Stored data
◆ ◆ ◆ ◆
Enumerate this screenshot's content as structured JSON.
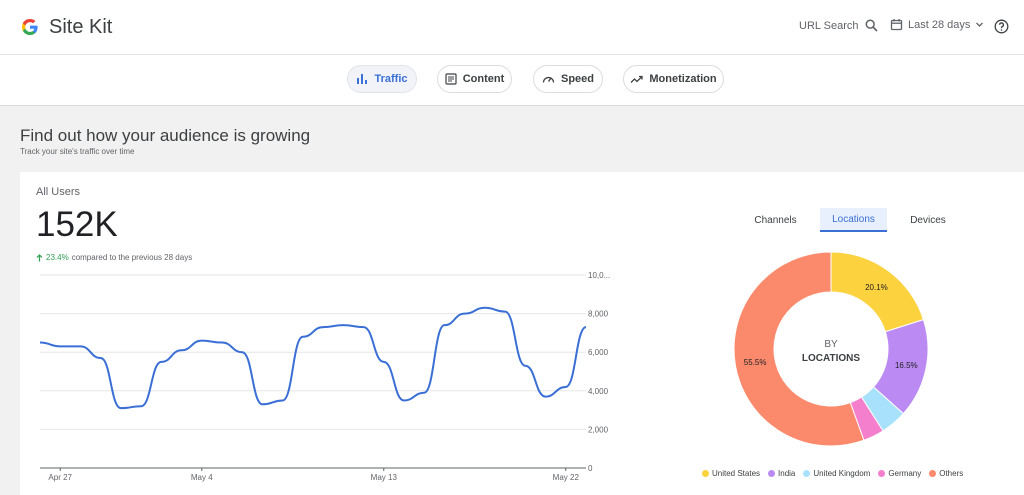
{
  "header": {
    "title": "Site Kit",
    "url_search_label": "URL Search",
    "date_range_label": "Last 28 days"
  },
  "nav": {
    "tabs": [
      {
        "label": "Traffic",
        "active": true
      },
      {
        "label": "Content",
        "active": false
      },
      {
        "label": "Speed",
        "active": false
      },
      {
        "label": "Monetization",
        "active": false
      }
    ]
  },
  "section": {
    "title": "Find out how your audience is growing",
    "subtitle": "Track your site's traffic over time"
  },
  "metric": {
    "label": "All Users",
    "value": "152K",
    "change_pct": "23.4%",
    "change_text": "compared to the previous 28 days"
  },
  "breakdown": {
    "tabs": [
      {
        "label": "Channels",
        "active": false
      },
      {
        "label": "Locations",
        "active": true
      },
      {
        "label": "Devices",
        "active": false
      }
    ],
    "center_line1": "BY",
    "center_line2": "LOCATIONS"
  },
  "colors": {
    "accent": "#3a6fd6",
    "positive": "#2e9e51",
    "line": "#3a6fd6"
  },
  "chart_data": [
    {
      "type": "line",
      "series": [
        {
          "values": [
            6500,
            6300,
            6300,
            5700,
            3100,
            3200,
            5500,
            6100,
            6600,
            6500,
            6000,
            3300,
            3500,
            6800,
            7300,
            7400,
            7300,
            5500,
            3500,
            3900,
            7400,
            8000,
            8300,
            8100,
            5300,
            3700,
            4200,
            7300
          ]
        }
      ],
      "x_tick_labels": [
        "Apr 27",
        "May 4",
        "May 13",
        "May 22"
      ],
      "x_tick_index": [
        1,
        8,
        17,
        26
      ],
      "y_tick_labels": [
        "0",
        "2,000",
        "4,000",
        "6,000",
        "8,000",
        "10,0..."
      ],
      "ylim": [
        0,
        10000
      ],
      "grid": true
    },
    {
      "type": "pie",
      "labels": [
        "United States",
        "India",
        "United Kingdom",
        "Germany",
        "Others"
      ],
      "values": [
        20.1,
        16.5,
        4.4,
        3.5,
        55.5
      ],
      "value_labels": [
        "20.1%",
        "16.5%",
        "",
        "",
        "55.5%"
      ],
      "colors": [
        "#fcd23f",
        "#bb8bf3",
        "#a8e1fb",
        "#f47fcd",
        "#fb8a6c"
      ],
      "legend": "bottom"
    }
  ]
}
◆ ◆ ◆ ◆
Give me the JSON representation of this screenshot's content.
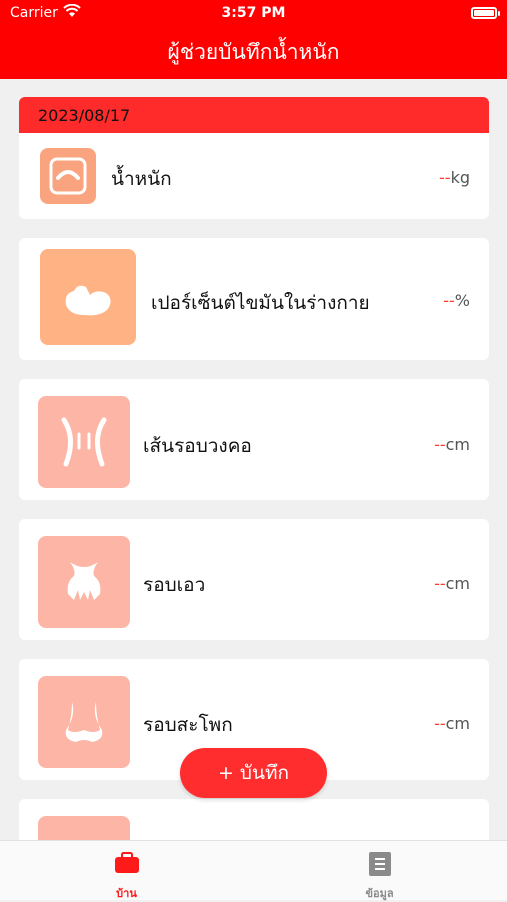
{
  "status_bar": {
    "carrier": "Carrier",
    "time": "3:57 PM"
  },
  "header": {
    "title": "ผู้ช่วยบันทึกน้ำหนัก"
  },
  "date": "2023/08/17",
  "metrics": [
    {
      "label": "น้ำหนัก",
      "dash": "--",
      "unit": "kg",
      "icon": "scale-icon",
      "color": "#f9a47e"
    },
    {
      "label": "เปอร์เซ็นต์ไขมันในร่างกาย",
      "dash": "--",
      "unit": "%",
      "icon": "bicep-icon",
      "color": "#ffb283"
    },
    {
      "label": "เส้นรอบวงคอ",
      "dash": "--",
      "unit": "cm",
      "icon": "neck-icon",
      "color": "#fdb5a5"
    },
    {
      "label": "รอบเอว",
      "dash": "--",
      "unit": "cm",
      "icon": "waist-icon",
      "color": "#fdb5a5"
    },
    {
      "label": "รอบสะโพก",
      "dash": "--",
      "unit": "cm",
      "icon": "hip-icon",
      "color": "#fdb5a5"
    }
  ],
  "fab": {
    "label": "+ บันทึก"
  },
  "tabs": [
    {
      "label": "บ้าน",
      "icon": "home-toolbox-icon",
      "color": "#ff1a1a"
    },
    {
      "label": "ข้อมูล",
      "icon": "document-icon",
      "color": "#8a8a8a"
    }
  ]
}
◆ ◆ ◆ ◆
• **Aim of the task**: In the entries above, some lines may contain the string "your"; report how many, without additional comment.

• **Output for this exercise**: 2